> _WHAT YOU HAVE TO DO_
Transcribe all of the material exactly, except for its pictures.
==== STORED DATA
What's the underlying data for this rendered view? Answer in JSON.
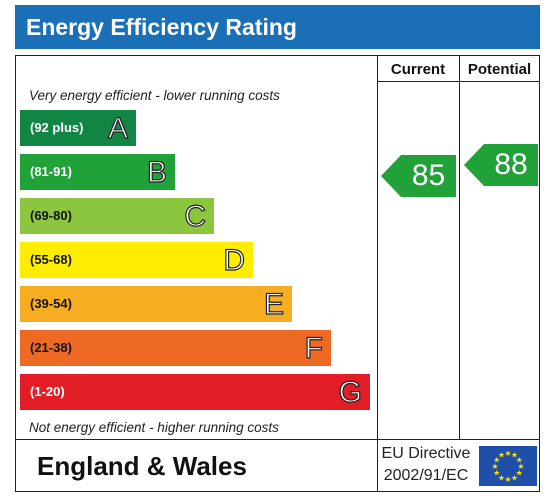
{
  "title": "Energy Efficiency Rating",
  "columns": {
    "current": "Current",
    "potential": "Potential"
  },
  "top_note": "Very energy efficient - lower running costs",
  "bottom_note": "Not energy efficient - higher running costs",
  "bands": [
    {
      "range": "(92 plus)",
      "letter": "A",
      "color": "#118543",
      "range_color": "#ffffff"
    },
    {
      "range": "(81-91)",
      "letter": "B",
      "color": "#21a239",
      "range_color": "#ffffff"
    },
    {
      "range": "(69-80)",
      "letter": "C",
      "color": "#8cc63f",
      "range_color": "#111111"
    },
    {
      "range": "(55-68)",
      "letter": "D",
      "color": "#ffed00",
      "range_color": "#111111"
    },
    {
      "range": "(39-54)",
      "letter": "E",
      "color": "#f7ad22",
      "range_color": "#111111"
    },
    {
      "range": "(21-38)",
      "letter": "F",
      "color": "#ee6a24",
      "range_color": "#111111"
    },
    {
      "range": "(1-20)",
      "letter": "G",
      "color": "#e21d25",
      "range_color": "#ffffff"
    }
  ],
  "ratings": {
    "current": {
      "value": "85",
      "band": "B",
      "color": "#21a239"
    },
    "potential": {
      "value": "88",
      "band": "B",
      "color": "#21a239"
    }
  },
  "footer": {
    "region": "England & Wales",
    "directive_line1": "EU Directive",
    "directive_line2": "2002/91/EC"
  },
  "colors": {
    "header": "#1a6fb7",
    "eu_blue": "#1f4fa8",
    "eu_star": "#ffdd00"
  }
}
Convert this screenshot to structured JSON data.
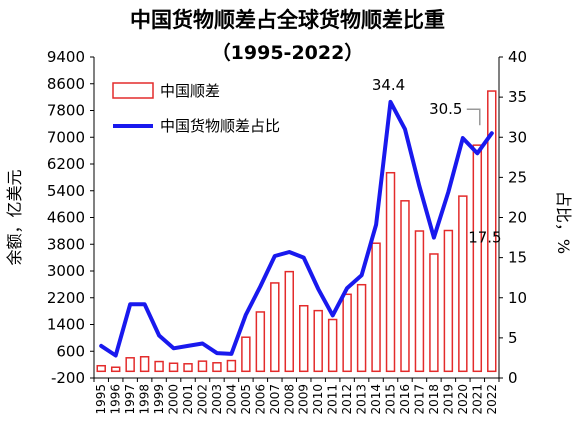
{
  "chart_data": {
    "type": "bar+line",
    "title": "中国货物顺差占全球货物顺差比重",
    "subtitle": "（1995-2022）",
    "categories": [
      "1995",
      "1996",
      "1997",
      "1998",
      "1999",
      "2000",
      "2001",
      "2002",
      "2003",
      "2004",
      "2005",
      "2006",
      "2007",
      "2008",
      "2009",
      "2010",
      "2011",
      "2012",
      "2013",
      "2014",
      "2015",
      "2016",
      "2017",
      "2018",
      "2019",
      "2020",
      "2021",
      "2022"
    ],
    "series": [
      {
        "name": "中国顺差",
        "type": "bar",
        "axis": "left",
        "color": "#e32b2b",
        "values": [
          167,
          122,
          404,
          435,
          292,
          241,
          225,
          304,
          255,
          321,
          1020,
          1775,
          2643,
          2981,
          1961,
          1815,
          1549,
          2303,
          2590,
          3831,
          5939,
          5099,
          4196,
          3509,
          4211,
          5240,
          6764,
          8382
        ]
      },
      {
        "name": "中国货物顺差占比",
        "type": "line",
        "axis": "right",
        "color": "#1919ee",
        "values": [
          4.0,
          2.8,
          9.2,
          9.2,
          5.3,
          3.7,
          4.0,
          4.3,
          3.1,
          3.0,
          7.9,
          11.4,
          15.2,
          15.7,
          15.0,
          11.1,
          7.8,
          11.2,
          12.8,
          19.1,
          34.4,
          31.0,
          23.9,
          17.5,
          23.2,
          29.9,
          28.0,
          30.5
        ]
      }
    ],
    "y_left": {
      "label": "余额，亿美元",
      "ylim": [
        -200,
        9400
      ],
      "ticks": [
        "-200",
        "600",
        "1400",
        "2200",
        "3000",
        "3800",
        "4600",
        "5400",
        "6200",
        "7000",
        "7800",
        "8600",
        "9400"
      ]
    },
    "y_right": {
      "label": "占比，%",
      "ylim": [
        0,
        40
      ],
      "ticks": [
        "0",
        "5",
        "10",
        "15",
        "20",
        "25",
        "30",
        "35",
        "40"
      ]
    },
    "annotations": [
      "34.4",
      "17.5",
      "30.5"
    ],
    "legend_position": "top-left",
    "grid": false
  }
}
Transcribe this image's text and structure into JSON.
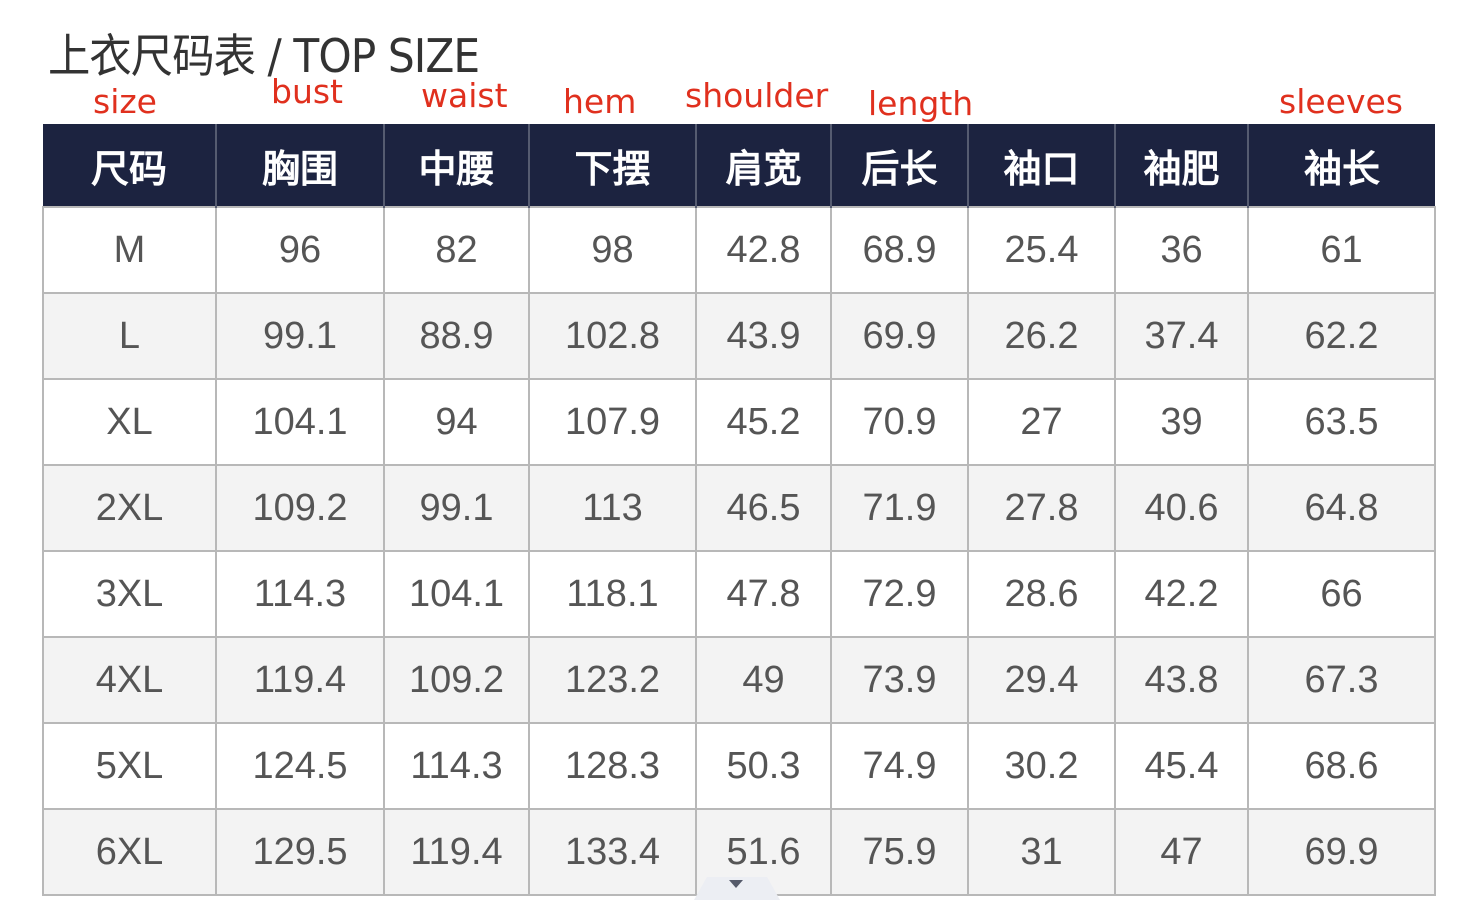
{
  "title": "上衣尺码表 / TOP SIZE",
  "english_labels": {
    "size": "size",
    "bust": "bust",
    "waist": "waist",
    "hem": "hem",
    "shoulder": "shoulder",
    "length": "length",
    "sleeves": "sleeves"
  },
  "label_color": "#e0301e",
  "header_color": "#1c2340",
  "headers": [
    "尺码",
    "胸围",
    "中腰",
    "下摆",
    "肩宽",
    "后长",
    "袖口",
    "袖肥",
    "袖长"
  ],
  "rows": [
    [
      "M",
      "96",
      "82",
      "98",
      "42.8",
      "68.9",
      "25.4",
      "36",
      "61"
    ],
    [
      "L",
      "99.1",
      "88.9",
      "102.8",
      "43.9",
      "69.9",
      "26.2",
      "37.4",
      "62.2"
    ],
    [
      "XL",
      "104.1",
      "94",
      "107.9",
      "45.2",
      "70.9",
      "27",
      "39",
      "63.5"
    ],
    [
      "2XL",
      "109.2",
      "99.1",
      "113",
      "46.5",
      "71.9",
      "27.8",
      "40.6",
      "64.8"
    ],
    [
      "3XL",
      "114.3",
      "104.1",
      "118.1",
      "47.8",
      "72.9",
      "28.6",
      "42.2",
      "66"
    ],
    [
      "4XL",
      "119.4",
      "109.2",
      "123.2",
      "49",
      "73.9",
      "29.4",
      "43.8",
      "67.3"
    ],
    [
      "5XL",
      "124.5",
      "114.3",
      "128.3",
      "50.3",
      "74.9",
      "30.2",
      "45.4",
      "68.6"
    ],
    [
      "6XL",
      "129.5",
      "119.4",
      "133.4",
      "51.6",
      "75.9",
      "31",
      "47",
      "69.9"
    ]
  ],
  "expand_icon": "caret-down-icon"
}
========
> _IN RESPONSE_
What's the underlying data for this rendered view? Answer in JSON.
{
  "title": "Energy Efficiency Rating",
  "columns": {
    "current": "Current",
    "potential": "Potential"
  },
  "top_note": "Very energy efficient - lower running costs",
  "bottom_note": "Not energy efficient - higher running costs",
  "bands": [
    {
      "range": "(92 plus)",
      "letter": "A",
      "color": "#118543",
      "range_color": "#ffffff"
    },
    {
      "range": "(81-91)",
      "letter": "B",
      "color": "#21a239",
      "range_color": "#ffffff"
    },
    {
      "range": "(69-80)",
      "letter": "C",
      "color": "#8cc63f",
      "range_color": "#111111"
    },
    {
      "range": "(55-68)",
      "letter": "D",
      "color": "#ffed00",
      "range_color": "#111111"
    },
    {
      "range": "(39-54)",
      "letter": "E",
      "color": "#f7ad22",
      "range_color": "#111111"
    },
    {
      "range": "(21-38)",
      "letter": "F",
      "color": "#ee6a24",
      "range_color": "#111111"
    },
    {
      "range": "(1-20)",
      "letter": "G",
      "color": "#e21d25",
      "range_color": "#ffffff"
    }
  ],
  "ratings": {
    "current": {
      "value": "85",
      "band": "B",
      "color": "#21a239"
    },
    "potential": {
      "value": "88",
      "band": "B",
      "color": "#21a239"
    }
  },
  "footer": {
    "region": "England & Wales",
    "directive_line1": "EU Directive",
    "directive_line2": "2002/91/EC"
  },
  "colors": {
    "header": "#1a6fb7",
    "eu_blue": "#1f4fa8",
    "eu_star": "#ffdd00"
  }
}
Convert this screenshot to structured JSON data.
{
  "chart_data": {
    "type": "bar+line",
    "title": "中国货物顺差占全球货物顺差比重",
    "subtitle": "（1995-2022）",
    "categories": [
      "1995",
      "1996",
      "1997",
      "1998",
      "1999",
      "2000",
      "2001",
      "2002",
      "2003",
      "2004",
      "2005",
      "2006",
      "2007",
      "2008",
      "2009",
      "2010",
      "2011",
      "2012",
      "2013",
      "2014",
      "2015",
      "2016",
      "2017",
      "2018",
      "2019",
      "2020",
      "2021",
      "2022"
    ],
    "series": [
      {
        "name": "中国顺差",
        "type": "bar",
        "axis": "left",
        "color": "#e32b2b",
        "values": [
          167,
          122,
          404,
          435,
          292,
          241,
          225,
          304,
          255,
          321,
          1020,
          1775,
          2643,
          2981,
          1961,
          1815,
          1549,
          2303,
          2590,
          3831,
          5939,
          5099,
          4196,
          3509,
          4211,
          5240,
          6764,
          8382
        ]
      },
      {
        "name": "中国货物顺差占比",
        "type": "line",
        "axis": "right",
        "color": "#1919ee",
        "values": [
          4.0,
          2.8,
          9.2,
          9.2,
          5.3,
          3.7,
          4.0,
          4.3,
          3.1,
          3.0,
          7.9,
          11.4,
          15.2,
          15.7,
          15.0,
          11.1,
          7.8,
          11.2,
          12.8,
          19.1,
          34.4,
          31.0,
          23.9,
          17.5,
          23.2,
          29.9,
          28.0,
          30.5
        ]
      }
    ],
    "y_left": {
      "label": "余额，亿美元",
      "ylim": [
        -200,
        9400
      ],
      "ticks": [
        "-200",
        "600",
        "1400",
        "2200",
        "3000",
        "3800",
        "4600",
        "5400",
        "6200",
        "7000",
        "7800",
        "8600",
        "9400"
      ]
    },
    "y_right": {
      "label": "占比，%",
      "ylim": [
        0,
        40
      ],
      "ticks": [
        "0",
        "5",
        "10",
        "15",
        "20",
        "25",
        "30",
        "35",
        "40"
      ]
    },
    "annotations": [
      "34.4",
      "17.5",
      "30.5"
    ],
    "legend_position": "top-left",
    "grid": false
  }
}
Transcribe this image's text and structure into JSON.
{
  "title": "上衣尺码表 / TOP SIZE",
  "english_labels": {
    "size": "size",
    "bust": "bust",
    "waist": "waist",
    "hem": "hem",
    "shoulder": "shoulder",
    "length": "length",
    "sleeves": "sleeves"
  },
  "label_color": "#e0301e",
  "header_color": "#1c2340",
  "headers": [
    "尺码",
    "胸围",
    "中腰",
    "下摆",
    "肩宽",
    "后长",
    "袖口",
    "袖肥",
    "袖长"
  ],
  "rows": [
    [
      "M",
      "96",
      "82",
      "98",
      "42.8",
      "68.9",
      "25.4",
      "36",
      "61"
    ],
    [
      "L",
      "99.1",
      "88.9",
      "102.8",
      "43.9",
      "69.9",
      "26.2",
      "37.4",
      "62.2"
    ],
    [
      "XL",
      "104.1",
      "94",
      "107.9",
      "45.2",
      "70.9",
      "27",
      "39",
      "63.5"
    ],
    [
      "2XL",
      "109.2",
      "99.1",
      "113",
      "46.5",
      "71.9",
      "27.8",
      "40.6",
      "64.8"
    ],
    [
      "3XL",
      "114.3",
      "104.1",
      "118.1",
      "47.8",
      "72.9",
      "28.6",
      "42.2",
      "66"
    ],
    [
      "4XL",
      "119.4",
      "109.2",
      "123.2",
      "49",
      "73.9",
      "29.4",
      "43.8",
      "67.3"
    ],
    [
      "5XL",
      "124.5",
      "114.3",
      "128.3",
      "50.3",
      "74.9",
      "30.2",
      "45.4",
      "68.6"
    ],
    [
      "6XL",
      "129.5",
      "119.4",
      "133.4",
      "51.6",
      "75.9",
      "31",
      "47",
      "69.9"
    ]
  ],
  "expand_icon": "caret-down-icon"
}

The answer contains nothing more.